Mein Gehirn funktioniert nämlich so, dass seine Aufnahmekapazität auf eine bestimmte Anzahl von Themen (wie viele das sind, kann ich nicht sagen) begrenzt ist. Über diese Sachen grübelt mein Kopf dann unentwegt nach. Und zwar so lange, bis das Thema erledigt ist. Und jetzt, wo ein paar Themen erledigt sind, ist auch wieder Platz für neue Artikel und die Gedanken und Ideen sprudeln aus mir raus wie das Mittagessen aus einem Supermodel.

Vor der Übergabe

Heute ist er also da, der Tag der Wohnungsübergabe. An einem Sonntag, da meine Vermieterin ziemlich busy ist. Da Wochentage für mich in Zukunft aber eh keinerlei Bedeutung mehr haben sollen, ist das völlig egal. Der Zug von Frankfurt nach Hannover ist recht leer und entspannt. Vor einer Stunde im Bett ist mir aufgefallen, dass sich das Frühstücksverhalten bei mir und meinem Freund erheblich vom Verhalten der meisten anderen Menschen unterscheidet: Während der Deutsche Brötchen isst und einen Kaffee trinkt, ist es bei meinem Freund eher Poppers und bei mir ein delikater Aperol Spritz. Guten Morgen Welt.

EINTRÄGE
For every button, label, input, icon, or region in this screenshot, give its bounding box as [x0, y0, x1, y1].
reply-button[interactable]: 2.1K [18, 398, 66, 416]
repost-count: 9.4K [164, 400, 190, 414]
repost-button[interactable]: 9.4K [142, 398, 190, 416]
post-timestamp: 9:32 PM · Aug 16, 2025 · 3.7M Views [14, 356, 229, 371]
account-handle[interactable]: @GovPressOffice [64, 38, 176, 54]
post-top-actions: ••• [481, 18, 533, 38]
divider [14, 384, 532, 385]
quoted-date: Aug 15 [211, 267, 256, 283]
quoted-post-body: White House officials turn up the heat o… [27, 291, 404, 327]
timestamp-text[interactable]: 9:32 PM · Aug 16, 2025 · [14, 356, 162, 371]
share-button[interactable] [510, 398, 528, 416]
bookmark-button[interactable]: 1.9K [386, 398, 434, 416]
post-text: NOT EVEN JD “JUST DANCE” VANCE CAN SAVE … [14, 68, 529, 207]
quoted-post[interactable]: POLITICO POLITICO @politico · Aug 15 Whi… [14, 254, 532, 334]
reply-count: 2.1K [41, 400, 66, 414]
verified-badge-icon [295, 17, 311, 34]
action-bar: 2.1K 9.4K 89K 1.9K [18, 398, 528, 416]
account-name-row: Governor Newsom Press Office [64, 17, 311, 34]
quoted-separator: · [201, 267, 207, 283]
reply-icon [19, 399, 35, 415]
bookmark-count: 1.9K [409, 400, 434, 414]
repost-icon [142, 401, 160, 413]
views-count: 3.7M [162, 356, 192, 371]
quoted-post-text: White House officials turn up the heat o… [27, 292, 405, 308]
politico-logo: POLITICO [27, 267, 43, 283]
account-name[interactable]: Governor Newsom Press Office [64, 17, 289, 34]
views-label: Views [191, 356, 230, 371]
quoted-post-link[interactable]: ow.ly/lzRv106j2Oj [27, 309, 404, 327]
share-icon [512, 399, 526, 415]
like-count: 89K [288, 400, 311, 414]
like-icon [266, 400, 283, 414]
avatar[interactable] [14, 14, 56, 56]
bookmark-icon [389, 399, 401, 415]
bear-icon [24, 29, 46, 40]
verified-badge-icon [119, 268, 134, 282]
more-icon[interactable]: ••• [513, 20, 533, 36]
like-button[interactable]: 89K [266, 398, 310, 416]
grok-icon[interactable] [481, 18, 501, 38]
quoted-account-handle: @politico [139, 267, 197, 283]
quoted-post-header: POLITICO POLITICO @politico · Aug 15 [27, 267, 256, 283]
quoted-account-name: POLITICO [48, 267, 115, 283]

ZIEL
Setze den Text über die Wohnungsübergabe nach seinem letzten Satz fort. Die Einträge sind eigenständiges Material und gehören nicht zum Text über die Wohnungsübergabe.

ANTWORT ZUR ÜBUNG
Die letzten Tage waren wirklich recht stressig. Noch bis Mittwoch habe ich zwischen acht und zehn Stunden täglich an einem Kundenprojekt gearbeitet, am Donnerstag und Freitag war dann das primäre Ziel, die Wohnung für die Übergabe fit zu machen. Ich denke, das hat am Ende auch ganz gut geklappt. Der defekte Türrahmen wurde repariert, die Maler haben vorbildlich die meisten der Wände gestrichen und das Reinigungsunternehmen hat jeder Form von Dreck, Staub und Kalk den Gar ausgemacht.

Lediglich der Endgegner blieb an mir selbst hängen: Der Backofen. Ein wichtiges Learning für die Zukunft: Niemals einen Backofen ohne Reinigungsprogramm erwerben. Es hat mich ganze fünf Stunden und um die 15 Euro an Material gekostet, dieses Kackteil sauber zu bekommen. Zeitweise war ich so sauer auf den Apparat, dass ich ihn am Liebsten aus der Küche gerissen und aus dem Fenster geschmissen hätte. Der Haut-Anteil an meinen Händen hat sich um mindestens zehn Prozent reduziert und meine Unterarme haben an einem Tag mehr Chemie gesehen als mein Gesicht im letzten Jahr.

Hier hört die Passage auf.